[Source data]
⁂
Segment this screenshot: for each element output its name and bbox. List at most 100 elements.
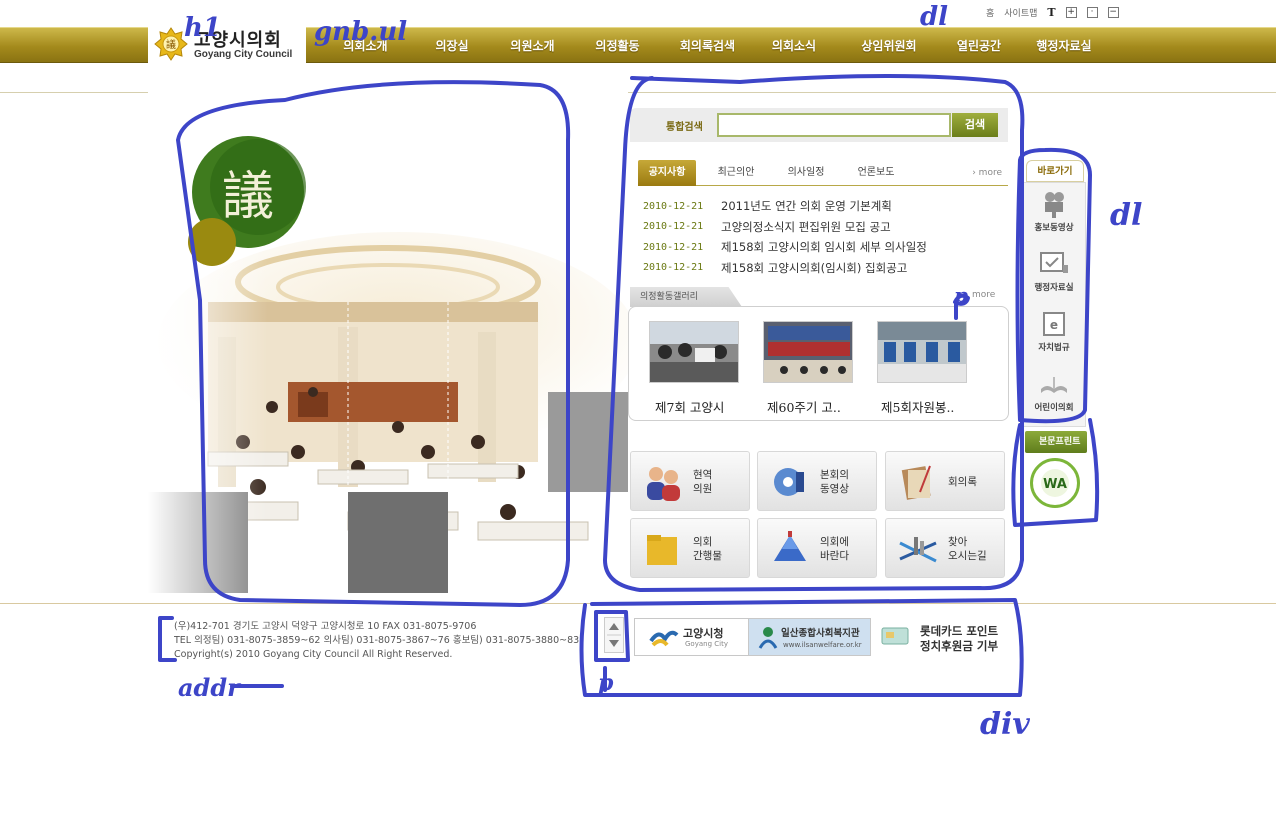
tab-bills[interactable]: 최근의안 <box>706 160 766 186</box>
logo[interactable]: 議 고양시의회 Goyang City Council <box>148 22 306 66</box>
notice-title[interactable]: 제158회 고양시의회 임시회 세부 의사일정 <box>721 239 927 255</box>
quick-button-label: 의회 간행물 <box>693 536 722 562</box>
list-item[interactable]: 2010-12-21 제158회 고양시의회 임시회 세부 의사일정 <box>643 237 1008 258</box>
side-item-kids-council[interactable]: 어린이의회 <box>1023 365 1085 425</box>
annotation-label: dl <box>1110 198 1142 233</box>
quick-button-video[interactable]: 본회의 동영상 <box>757 451 877 511</box>
list-item[interactable]: 2010-12-21 2011년도 연간 의회 운영 기본계획 <box>643 196 1008 217</box>
seal-icon: 議 <box>154 27 188 61</box>
notice-date: 2010-12-21 <box>643 200 704 212</box>
banner-scroll <box>604 617 624 653</box>
notice-title[interactable]: 제158회 고양시의회(임시회) 집회공고 <box>721 260 907 276</box>
quick-button-directions[interactable]: 찾아 오시는길 <box>885 518 1005 578</box>
home-link[interactable]: 홈 <box>986 6 994 19</box>
wa-text: WA <box>1043 477 1067 492</box>
side-menu: 홍보동영상 행정자료실 e 자치법규 어린이의회 <box>1022 182 1086 427</box>
gallery-thumb[interactable] <box>649 321 739 383</box>
banner-label: 고양시청 <box>683 627 724 640</box>
address-line: TEL 의정팀) 031-8075-3859~62 의사팀) 031-8075-… <box>174 635 580 646</box>
quick-button-minutes[interactable]: 회의록 <box>885 451 1005 511</box>
side-item-regulations[interactable]: e 자치법규 <box>1023 305 1085 365</box>
tab-notice[interactable]: 공지사항 <box>638 160 696 186</box>
camera-icon <box>1045 192 1064 218</box>
folder-icon <box>647 535 677 565</box>
gallery-thumb[interactable] <box>877 321 967 383</box>
arrow-up-icon[interactable] <box>609 623 619 630</box>
quick-button-label: 회의록 <box>948 476 977 488</box>
gnb-item[interactable]: 의원소개 <box>490 37 575 54</box>
tab-schedule[interactable]: 의사일정 <box>776 160 836 186</box>
banner-label: 롯데카드 포인트 정치후원금 기부 <box>920 624 999 653</box>
banner-ilsan-welfare[interactable]: 일산종합사회복지관 www.ilsanwelfare.or.kr <box>748 618 871 656</box>
logo-subtitle: Goyang City Council <box>194 49 293 60</box>
zoom-out-icon[interactable]: − <box>1107 7 1119 18</box>
zoom-reset-icon[interactable]: · <box>1086 7 1098 18</box>
quick-button-label: 의회에 바란다 <box>820 536 849 562</box>
gallery-caption[interactable]: 제5회자원봉.. <box>881 397 991 416</box>
zoom-in-icon[interactable]: + <box>1065 7 1077 18</box>
gallery-caption[interactable]: 제7회 고양시 <box>655 397 765 416</box>
gnb-item[interactable]: 열린공간 <box>939 37 1019 54</box>
annotation-label: p <box>954 283 968 307</box>
card-icon <box>881 627 909 645</box>
banner-sublabel: www.ilsanwelfare.or.kr <box>783 641 862 649</box>
map-icon <box>899 537 937 563</box>
list-item[interactable]: 2010-12-21 제158회 고양시의회(임시회) 집회공고 <box>643 258 1008 279</box>
gnb-menu: 의회소개 의장실 의원소개 의정활동 회의록검색 의회소식 상임위원회 열린공간… <box>320 27 1109 63</box>
gnb-item[interactable]: 의회소개 <box>323 37 408 54</box>
text-size-icon[interactable]: T <box>1047 6 1055 19</box>
quick-button-members[interactable]: 현역 의원 <box>630 451 750 511</box>
search-input[interactable] <box>717 113 951 137</box>
open-book-icon <box>1041 377 1067 393</box>
quick-button-label: 현역 의원 <box>693 469 713 495</box>
news-tabs: 공지사항 최근의안 의사일정 언론보도 › more <box>638 160 1008 186</box>
gallery-caption[interactable]: 제60주기 고.. <box>767 397 877 416</box>
utility-nav: 홈 사이트맵 T + · − <box>986 6 1119 19</box>
quick-button-publications[interactable]: 의회 간행물 <box>630 518 750 578</box>
list-item[interactable]: 2010-12-21 고양의정소식지 편집위원 모집 공고 <box>643 217 1008 238</box>
notice-title[interactable]: 고양의정소식지 편집위원 모집 공고 <box>721 219 891 235</box>
gnb-item[interactable]: 의장실 <box>416 37 488 54</box>
banner-lotte-card[interactable]: 롯데카드 포인트 정치후원금 기부 <box>880 624 998 653</box>
goyang-logo-icon <box>649 630 679 647</box>
banner-sublabel: Goyang City <box>685 640 728 648</box>
hanja-character: 議 <box>222 167 274 227</box>
tab-press[interactable]: 언론보도 <box>846 160 906 186</box>
copyright: Copyright(s) 2010 Goyang City Council Al… <box>174 649 453 660</box>
notice-date: 2010-12-21 <box>643 241 704 253</box>
gnb-item[interactable]: 상임위원회 <box>839 37 939 54</box>
gnb-item[interactable]: 의정활동 <box>575 37 660 54</box>
side-item-label: 자치법규 <box>1038 343 1070 353</box>
print-button[interactable]: 본문프린트 <box>1025 431 1087 453</box>
svg-text:議: 議 <box>166 38 176 51</box>
gnb-item[interactable]: 행정자료실 <box>1019 37 1109 54</box>
search-box: 통합검색 검색 <box>630 108 1008 142</box>
e-doc-icon: e <box>1043 312 1065 336</box>
side-item-promo-video[interactable]: 홍보동영상 <box>1023 185 1085 245</box>
people-icon <box>647 467 680 501</box>
book-icon <box>901 465 931 500</box>
monitor-check-icon <box>1040 252 1068 273</box>
banner-label: 일산종합사회복지관 <box>781 628 860 639</box>
arrow-down-icon[interactable] <box>609 640 619 647</box>
gnb-item[interactable]: 의회소식 <box>755 37 833 54</box>
tabs-more-link[interactable]: › more <box>972 168 1002 178</box>
search-label: 통합검색 <box>666 122 703 133</box>
notice-date: 2010-12-21 <box>643 262 704 274</box>
page: 홈 사이트맵 T + · − 議 고양시의회 Goyang City Counc… <box>0 0 1276 814</box>
sitemap-link[interactable]: 사이트맵 <box>1004 6 1037 19</box>
svg-text:e: e <box>1050 318 1058 332</box>
notice-title[interactable]: 2011년도 연간 의회 운영 기본계획 <box>721 198 892 214</box>
gnb-item[interactable]: 회의록검색 <box>660 37 755 54</box>
search-button[interactable]: 검색 <box>952 113 998 137</box>
main-visual: 議 <box>148 92 628 593</box>
banner-goyang-city[interactable]: 고양시청 Goyang City <box>634 618 749 656</box>
council-chamber-image: 議 <box>148 92 628 593</box>
side-item-admin-data[interactable]: 행정자료실 <box>1023 245 1085 305</box>
gallery-more-link[interactable]: more <box>972 290 995 300</box>
disc-icon <box>774 468 804 496</box>
annotation-label: p <box>598 670 614 696</box>
gallery-thumb[interactable] <box>763 321 853 383</box>
welfare-logo-icon <box>758 627 778 649</box>
quick-button-petition[interactable]: 의회에 바란다 <box>757 518 877 578</box>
⁂
▶ _Problem statement_
Which rows above contain the string "tabs"? Find and copy each of those rows in full, matching case exactly.

▶ _Result of this exercise_
news-tabs: 공지사항 최근의안 의사일정 언론보도 › more <box>638 160 1008 186</box>
tabs-more-link[interactable]: › more <box>972 168 1002 178</box>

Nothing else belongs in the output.